WHAT IS NEEDED
Write only the number of lines holding the string "PROPIETARIO".

PROVIDED INFORMATION
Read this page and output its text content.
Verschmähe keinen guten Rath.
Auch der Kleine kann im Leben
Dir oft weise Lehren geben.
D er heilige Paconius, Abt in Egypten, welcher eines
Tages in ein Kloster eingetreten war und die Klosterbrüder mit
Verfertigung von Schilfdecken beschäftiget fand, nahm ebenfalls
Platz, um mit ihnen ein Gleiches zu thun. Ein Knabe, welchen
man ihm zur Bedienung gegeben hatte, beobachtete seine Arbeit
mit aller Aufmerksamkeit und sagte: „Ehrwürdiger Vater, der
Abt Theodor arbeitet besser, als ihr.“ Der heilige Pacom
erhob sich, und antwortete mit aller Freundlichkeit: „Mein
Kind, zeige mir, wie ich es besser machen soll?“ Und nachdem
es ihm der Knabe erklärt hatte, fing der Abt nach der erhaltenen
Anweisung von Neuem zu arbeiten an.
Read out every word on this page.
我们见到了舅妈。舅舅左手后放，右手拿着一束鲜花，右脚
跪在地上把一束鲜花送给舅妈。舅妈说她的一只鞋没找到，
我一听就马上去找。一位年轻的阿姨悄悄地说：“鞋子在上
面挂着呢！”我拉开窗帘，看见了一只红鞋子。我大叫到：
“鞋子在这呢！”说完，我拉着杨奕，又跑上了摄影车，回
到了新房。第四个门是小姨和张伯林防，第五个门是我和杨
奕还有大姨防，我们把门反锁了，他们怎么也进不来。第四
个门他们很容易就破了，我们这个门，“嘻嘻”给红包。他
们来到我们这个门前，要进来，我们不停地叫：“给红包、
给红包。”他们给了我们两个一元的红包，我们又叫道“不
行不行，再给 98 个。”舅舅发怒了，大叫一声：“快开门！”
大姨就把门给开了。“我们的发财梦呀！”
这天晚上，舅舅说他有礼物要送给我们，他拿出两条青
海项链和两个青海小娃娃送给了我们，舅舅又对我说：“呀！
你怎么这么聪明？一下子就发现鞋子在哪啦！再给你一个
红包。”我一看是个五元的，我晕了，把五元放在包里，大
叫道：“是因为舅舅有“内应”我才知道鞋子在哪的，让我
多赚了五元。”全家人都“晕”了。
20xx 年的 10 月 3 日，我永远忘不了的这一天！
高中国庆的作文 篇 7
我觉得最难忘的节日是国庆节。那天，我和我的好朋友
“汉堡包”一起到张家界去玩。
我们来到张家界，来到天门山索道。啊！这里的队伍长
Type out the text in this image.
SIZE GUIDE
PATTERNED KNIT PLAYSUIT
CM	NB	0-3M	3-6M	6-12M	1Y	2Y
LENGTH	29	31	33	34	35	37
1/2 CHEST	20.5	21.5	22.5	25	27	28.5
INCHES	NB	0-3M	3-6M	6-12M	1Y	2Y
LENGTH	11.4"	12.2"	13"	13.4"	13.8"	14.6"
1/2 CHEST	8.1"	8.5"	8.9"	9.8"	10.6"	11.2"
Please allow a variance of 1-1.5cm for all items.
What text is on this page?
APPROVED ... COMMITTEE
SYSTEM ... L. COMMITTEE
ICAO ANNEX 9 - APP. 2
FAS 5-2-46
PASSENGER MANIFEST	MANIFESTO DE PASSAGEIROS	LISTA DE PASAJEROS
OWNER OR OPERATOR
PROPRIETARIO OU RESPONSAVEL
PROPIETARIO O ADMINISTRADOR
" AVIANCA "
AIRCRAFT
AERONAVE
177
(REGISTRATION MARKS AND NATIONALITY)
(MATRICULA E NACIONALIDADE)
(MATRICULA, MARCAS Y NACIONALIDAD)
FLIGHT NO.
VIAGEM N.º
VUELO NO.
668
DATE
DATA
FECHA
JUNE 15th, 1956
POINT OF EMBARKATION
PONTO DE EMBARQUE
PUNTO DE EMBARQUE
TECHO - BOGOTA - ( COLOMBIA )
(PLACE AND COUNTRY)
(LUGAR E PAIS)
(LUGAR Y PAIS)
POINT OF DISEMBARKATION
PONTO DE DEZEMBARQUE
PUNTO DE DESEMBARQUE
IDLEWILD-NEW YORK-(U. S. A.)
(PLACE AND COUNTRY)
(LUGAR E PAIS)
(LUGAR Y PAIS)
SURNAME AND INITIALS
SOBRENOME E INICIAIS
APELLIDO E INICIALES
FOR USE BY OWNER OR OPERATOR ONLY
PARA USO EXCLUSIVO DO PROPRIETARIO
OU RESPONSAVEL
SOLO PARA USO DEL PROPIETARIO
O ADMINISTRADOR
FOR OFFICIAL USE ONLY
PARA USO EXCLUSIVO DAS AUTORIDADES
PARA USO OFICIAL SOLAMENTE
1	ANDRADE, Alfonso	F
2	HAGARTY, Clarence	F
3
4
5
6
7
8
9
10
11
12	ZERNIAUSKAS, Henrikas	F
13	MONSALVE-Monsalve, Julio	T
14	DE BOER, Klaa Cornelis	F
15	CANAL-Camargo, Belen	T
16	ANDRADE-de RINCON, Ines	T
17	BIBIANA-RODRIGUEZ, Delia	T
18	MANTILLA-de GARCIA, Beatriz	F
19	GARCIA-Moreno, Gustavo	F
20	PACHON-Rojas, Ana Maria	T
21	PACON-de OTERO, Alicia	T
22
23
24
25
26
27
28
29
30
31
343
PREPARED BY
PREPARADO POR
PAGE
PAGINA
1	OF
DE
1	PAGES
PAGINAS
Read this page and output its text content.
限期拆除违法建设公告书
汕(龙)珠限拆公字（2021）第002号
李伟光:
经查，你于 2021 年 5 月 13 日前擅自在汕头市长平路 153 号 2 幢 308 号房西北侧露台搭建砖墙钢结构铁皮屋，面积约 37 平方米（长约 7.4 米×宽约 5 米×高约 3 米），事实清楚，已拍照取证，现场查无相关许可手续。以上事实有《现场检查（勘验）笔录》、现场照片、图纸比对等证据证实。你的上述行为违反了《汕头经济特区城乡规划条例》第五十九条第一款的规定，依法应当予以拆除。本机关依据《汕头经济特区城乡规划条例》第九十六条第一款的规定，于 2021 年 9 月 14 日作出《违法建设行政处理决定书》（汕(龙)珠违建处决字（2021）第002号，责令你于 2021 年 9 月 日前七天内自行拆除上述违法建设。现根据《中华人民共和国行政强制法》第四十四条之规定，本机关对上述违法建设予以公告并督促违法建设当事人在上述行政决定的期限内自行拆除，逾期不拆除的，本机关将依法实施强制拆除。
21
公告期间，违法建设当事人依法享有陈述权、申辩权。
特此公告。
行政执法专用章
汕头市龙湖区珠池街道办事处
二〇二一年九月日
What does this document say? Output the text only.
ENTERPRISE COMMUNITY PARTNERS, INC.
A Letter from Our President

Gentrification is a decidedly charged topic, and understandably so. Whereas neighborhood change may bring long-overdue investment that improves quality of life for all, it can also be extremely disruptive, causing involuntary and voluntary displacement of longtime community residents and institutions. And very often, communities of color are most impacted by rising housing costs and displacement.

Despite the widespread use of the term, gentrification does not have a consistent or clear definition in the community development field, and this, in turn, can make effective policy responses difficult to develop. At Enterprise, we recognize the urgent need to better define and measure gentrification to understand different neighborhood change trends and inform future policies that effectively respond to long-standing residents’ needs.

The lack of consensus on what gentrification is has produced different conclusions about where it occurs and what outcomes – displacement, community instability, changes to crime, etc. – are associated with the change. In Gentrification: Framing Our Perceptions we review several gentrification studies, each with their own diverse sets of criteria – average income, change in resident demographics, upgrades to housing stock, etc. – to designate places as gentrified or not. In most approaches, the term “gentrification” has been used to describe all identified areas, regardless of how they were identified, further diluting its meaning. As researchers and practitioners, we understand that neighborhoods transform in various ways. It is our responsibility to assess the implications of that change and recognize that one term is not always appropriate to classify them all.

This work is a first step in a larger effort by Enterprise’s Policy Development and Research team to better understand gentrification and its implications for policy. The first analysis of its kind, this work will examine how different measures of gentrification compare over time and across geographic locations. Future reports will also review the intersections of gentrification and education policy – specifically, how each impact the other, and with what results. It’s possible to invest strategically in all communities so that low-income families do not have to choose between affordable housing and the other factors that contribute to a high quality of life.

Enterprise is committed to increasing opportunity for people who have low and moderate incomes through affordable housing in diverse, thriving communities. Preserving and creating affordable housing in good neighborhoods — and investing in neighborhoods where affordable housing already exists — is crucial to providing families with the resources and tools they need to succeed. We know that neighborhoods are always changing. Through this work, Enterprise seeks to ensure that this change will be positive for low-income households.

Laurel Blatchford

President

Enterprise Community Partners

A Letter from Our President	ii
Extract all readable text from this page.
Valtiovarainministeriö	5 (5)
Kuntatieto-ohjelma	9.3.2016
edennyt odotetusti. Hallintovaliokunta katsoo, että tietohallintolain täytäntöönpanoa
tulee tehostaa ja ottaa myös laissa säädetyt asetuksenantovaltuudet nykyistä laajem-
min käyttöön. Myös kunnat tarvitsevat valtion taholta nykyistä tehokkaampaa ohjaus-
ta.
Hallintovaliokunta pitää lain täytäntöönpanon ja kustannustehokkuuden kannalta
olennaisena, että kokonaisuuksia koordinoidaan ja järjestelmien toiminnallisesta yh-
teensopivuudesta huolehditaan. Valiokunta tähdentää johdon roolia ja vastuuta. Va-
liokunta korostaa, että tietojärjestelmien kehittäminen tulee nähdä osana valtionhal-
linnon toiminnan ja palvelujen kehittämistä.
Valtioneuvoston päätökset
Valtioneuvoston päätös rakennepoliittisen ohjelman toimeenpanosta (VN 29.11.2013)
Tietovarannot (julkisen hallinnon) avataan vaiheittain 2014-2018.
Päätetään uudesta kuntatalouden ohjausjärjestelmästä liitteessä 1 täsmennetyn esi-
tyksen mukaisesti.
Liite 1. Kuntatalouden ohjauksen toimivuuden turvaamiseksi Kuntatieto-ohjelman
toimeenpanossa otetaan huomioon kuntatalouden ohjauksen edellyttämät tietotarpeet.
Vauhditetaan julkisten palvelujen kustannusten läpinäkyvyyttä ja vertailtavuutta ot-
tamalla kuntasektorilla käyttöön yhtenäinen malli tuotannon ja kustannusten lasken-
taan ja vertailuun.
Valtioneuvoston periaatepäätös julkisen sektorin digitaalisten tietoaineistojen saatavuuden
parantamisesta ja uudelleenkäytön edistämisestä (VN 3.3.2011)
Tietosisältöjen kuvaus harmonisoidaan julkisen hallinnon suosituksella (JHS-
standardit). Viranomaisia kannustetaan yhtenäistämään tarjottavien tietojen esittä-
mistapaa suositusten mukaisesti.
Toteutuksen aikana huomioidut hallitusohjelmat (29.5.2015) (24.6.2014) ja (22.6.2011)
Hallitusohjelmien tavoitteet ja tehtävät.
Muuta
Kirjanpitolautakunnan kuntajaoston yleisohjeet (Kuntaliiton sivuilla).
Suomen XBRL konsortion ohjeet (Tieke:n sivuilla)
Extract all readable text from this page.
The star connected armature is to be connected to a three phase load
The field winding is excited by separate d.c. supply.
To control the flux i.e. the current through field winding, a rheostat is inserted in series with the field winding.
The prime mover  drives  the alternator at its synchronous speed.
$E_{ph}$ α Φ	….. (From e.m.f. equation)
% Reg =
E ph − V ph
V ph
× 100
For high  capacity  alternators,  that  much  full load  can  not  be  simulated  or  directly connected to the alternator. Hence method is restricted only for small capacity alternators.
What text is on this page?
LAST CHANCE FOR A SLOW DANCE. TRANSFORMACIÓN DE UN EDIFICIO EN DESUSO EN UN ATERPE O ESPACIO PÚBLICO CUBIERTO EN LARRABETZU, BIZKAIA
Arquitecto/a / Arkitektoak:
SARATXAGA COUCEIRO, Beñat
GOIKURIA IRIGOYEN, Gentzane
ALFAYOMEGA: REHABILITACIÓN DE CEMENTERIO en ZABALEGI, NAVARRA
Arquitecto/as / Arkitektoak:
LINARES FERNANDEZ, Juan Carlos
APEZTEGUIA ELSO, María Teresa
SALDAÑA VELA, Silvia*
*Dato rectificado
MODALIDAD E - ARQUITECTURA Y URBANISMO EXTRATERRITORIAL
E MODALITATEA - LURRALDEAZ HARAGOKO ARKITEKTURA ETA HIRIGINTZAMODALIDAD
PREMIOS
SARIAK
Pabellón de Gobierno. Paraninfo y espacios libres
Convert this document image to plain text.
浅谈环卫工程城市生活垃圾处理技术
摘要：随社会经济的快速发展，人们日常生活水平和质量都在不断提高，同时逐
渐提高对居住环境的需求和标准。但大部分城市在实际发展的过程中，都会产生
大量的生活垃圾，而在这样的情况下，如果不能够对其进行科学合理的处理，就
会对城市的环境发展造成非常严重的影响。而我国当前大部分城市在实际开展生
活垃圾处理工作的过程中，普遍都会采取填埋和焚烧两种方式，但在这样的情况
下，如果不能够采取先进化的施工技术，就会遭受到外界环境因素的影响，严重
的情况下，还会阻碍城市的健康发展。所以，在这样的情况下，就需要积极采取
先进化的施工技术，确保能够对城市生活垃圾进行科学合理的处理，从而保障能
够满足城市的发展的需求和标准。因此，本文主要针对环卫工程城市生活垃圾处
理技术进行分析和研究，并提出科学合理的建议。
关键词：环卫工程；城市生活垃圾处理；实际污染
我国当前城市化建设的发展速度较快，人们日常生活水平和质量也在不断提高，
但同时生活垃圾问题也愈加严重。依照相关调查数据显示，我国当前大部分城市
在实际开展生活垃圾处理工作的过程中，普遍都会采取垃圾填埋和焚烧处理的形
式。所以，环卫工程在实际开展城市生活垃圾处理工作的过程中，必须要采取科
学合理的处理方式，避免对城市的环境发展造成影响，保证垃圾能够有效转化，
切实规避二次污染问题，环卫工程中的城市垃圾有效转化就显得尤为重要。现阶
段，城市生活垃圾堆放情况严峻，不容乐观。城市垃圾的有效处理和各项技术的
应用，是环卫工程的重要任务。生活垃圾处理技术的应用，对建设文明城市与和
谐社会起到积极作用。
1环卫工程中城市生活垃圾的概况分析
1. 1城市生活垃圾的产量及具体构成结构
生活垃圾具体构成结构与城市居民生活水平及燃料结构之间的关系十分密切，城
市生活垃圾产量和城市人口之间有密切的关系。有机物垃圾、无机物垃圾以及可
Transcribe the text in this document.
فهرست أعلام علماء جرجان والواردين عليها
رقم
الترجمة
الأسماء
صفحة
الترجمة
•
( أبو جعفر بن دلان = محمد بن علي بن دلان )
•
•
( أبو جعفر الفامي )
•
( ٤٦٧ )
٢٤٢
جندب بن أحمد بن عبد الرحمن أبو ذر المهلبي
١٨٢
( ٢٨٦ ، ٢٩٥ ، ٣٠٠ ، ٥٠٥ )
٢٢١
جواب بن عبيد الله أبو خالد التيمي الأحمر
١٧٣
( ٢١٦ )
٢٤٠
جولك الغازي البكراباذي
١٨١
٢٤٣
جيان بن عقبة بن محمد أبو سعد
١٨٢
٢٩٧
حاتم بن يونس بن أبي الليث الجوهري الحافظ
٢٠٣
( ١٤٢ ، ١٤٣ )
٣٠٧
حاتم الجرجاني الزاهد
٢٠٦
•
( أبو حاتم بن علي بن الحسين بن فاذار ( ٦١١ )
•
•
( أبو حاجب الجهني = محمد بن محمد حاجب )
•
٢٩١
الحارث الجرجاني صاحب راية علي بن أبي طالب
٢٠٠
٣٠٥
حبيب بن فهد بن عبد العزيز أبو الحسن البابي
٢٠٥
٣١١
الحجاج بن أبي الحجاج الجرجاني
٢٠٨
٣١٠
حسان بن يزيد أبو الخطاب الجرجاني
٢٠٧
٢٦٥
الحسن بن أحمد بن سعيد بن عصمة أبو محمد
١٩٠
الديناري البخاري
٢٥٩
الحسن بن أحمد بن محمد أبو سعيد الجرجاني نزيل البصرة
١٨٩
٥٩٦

OUTPUT OF THE EXERCISE
2